Data items
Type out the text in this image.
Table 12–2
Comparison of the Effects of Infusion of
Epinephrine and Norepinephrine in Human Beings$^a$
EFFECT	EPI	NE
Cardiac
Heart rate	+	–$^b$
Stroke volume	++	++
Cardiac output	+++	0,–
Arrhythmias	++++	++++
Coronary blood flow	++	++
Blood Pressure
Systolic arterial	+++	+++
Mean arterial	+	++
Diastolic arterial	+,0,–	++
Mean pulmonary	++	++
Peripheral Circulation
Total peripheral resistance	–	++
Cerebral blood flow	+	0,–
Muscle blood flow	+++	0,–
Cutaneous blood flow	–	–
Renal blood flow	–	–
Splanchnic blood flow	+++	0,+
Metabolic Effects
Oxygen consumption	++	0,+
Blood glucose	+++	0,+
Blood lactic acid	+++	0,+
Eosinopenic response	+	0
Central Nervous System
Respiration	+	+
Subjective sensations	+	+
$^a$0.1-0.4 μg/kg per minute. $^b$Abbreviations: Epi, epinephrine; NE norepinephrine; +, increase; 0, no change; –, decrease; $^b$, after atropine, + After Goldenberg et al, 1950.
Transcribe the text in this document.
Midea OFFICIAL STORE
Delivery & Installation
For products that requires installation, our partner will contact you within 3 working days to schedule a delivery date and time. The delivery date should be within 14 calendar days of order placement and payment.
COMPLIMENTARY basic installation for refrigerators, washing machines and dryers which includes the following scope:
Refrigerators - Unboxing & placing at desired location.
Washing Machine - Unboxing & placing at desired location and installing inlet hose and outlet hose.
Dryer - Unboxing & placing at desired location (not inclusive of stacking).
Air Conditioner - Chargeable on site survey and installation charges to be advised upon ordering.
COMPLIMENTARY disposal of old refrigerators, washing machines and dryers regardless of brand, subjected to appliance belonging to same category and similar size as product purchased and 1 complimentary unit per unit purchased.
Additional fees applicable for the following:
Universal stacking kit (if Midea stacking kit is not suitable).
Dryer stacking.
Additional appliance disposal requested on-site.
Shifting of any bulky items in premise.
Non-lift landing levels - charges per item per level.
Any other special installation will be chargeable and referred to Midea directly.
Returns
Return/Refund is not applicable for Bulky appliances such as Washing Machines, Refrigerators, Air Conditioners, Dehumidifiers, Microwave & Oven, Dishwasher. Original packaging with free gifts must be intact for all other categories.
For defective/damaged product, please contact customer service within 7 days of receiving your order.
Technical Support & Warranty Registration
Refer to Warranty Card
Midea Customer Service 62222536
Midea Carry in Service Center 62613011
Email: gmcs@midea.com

What to do
Go through the records and gather the lines that hold "days".

Answer below
For products that requires installation, our partner will contact you within 3 working days to schedule a delivery date and time. The delivery date should be within 14 calendar days of order placement and payment.
For defective/damaged product, please contact customer service within 7 days of receiving your order.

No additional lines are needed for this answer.